EXERCISE REQUIREMENTS: Find every line in the records below that holds the word "total" and copy it.

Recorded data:

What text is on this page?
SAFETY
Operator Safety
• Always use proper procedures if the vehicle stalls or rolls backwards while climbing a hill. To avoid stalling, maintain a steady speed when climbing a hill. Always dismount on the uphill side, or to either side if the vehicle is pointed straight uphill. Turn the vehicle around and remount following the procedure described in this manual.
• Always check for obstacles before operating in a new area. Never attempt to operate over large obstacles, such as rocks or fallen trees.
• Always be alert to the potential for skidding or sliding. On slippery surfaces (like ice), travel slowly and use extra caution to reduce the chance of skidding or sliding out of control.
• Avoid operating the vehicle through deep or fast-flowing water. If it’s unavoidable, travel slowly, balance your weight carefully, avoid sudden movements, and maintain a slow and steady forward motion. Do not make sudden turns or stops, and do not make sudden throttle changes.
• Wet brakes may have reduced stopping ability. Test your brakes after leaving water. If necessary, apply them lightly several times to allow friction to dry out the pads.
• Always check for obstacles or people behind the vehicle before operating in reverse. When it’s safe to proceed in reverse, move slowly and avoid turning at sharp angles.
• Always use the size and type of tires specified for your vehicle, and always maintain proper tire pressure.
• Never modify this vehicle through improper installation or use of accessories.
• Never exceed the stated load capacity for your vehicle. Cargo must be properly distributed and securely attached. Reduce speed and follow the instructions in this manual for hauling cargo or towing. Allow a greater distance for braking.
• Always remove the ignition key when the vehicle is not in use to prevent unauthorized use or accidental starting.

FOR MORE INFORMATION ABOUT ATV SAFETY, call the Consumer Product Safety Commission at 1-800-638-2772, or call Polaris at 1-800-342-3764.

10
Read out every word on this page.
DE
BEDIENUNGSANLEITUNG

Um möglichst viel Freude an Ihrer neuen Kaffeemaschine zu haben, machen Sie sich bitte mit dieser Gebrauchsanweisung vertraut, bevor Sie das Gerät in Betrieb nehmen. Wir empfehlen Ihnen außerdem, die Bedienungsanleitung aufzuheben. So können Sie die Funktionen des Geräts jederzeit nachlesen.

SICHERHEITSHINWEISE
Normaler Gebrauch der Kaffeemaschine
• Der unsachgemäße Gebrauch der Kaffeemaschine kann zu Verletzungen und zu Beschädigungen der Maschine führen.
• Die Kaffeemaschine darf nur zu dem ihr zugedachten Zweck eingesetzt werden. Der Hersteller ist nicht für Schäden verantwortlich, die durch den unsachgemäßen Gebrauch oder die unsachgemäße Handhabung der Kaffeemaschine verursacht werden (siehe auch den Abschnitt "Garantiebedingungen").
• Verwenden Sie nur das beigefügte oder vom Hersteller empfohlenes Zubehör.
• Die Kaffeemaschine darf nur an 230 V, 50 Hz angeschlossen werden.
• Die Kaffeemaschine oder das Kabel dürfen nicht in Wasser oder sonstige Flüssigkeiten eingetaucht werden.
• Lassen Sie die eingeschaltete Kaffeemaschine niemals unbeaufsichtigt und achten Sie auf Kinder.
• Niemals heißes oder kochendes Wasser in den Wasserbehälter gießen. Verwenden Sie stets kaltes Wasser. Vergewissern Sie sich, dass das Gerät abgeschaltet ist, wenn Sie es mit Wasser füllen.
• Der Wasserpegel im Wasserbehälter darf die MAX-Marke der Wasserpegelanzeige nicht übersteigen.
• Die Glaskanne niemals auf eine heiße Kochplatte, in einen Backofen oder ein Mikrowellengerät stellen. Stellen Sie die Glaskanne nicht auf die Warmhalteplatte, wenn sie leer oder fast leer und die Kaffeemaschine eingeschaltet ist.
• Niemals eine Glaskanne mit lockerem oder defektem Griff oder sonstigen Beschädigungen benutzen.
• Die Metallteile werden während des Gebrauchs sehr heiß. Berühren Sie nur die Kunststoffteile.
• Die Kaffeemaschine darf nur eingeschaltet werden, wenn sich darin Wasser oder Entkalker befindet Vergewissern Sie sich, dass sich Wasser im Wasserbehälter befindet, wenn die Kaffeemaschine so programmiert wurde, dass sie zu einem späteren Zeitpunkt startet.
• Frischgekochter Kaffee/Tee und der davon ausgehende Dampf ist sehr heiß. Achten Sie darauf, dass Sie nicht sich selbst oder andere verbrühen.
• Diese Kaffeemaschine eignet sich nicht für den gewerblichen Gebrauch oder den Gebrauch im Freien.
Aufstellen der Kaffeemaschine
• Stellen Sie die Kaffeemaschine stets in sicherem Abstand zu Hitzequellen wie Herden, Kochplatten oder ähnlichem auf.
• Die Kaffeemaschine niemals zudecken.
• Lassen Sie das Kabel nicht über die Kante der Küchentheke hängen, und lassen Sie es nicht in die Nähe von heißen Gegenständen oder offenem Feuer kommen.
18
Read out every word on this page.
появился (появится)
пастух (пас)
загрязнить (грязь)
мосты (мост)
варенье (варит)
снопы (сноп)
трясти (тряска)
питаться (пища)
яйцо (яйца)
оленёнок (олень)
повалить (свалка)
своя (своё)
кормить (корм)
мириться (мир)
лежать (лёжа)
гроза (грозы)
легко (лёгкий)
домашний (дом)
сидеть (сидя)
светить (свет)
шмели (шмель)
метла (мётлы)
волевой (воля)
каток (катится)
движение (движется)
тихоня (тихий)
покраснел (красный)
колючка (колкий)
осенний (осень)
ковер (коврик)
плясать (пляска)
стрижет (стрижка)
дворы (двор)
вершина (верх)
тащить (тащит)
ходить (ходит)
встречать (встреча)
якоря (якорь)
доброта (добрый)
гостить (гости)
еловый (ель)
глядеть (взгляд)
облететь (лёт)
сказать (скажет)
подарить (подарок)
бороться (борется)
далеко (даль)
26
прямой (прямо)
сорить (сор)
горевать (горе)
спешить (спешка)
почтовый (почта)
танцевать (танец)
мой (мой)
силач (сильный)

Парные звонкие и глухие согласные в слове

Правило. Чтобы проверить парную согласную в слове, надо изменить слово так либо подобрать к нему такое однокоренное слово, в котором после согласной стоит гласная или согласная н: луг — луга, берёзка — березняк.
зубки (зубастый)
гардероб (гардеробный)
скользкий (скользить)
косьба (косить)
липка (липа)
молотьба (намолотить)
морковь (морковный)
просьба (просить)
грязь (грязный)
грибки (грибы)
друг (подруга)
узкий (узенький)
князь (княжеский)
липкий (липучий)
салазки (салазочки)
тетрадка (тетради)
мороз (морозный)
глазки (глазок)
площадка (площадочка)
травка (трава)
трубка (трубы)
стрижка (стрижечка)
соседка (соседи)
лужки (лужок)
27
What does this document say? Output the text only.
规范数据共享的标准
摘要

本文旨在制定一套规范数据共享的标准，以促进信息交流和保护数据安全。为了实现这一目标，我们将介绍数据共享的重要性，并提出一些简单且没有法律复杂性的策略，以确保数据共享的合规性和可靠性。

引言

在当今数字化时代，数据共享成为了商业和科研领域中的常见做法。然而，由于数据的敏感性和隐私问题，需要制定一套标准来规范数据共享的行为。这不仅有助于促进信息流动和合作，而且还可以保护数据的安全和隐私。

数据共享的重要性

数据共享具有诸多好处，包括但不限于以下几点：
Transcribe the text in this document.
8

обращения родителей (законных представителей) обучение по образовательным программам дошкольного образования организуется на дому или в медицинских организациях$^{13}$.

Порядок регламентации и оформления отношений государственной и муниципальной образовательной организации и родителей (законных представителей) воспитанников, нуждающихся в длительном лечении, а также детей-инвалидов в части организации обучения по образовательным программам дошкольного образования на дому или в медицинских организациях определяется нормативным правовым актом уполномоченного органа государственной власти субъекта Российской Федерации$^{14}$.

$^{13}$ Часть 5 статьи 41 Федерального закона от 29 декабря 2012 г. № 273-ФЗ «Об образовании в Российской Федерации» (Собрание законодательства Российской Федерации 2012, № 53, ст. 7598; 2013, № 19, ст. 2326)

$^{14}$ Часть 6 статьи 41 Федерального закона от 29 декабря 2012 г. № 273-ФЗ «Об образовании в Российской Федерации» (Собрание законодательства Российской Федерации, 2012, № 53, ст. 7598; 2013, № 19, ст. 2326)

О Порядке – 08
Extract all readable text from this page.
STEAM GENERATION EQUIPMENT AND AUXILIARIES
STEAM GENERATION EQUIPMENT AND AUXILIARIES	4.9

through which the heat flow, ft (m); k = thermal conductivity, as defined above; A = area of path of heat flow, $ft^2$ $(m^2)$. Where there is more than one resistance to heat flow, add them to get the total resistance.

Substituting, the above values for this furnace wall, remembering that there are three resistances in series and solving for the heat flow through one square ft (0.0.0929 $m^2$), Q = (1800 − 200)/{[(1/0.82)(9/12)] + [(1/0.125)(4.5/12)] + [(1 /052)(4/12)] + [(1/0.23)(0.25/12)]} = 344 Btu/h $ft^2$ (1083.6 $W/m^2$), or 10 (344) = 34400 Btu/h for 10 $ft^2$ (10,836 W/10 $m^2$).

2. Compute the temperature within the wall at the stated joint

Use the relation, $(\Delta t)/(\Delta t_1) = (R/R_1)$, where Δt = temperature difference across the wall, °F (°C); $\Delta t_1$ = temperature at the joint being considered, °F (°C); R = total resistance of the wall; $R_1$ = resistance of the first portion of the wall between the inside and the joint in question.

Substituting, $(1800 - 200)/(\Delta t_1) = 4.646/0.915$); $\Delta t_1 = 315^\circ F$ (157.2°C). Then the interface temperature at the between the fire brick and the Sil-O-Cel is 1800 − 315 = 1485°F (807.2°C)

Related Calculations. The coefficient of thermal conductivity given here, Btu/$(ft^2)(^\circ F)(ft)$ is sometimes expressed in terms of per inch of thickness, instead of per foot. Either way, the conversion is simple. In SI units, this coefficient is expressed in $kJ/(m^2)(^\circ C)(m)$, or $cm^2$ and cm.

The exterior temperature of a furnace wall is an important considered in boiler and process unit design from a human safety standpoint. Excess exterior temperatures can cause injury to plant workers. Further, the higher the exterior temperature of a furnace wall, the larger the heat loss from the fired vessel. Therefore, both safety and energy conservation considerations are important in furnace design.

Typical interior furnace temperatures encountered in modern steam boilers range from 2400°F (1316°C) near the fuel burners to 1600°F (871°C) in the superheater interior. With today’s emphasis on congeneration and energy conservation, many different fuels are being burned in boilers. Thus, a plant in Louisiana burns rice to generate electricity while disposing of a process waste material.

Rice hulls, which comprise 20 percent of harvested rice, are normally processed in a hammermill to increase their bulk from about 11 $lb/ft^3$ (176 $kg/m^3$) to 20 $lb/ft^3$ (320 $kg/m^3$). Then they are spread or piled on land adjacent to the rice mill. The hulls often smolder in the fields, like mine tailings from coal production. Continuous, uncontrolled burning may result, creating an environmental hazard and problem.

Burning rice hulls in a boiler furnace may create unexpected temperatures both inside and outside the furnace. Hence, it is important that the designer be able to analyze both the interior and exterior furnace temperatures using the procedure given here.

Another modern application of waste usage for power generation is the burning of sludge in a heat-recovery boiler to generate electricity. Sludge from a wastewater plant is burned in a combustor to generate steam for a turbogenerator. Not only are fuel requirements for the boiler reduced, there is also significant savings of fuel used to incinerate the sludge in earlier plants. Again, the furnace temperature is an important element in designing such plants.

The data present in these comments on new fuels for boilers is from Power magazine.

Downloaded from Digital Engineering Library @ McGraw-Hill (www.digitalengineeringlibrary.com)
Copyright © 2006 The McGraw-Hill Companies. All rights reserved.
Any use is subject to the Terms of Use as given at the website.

IN RESPONSE:
through which the heat flow, ft (m); k = thermal conductivity, as defined above; A = area of path of heat flow, $ft^2$ $(m^2)$. Where there is more than one resistance to heat flow, add them to get the total resistance.
Use the relation, $(\Delta t)/(\Delta t_1) = (R/R_1)$, where Δt = temperature difference across the wall, °F (°C); $\Delta t_1$ = temperature at the joint being considered, °F (°C); R = total resistance of the wall; $R_1$ = resistance of the first portion of the wall between the inside and the joint in question.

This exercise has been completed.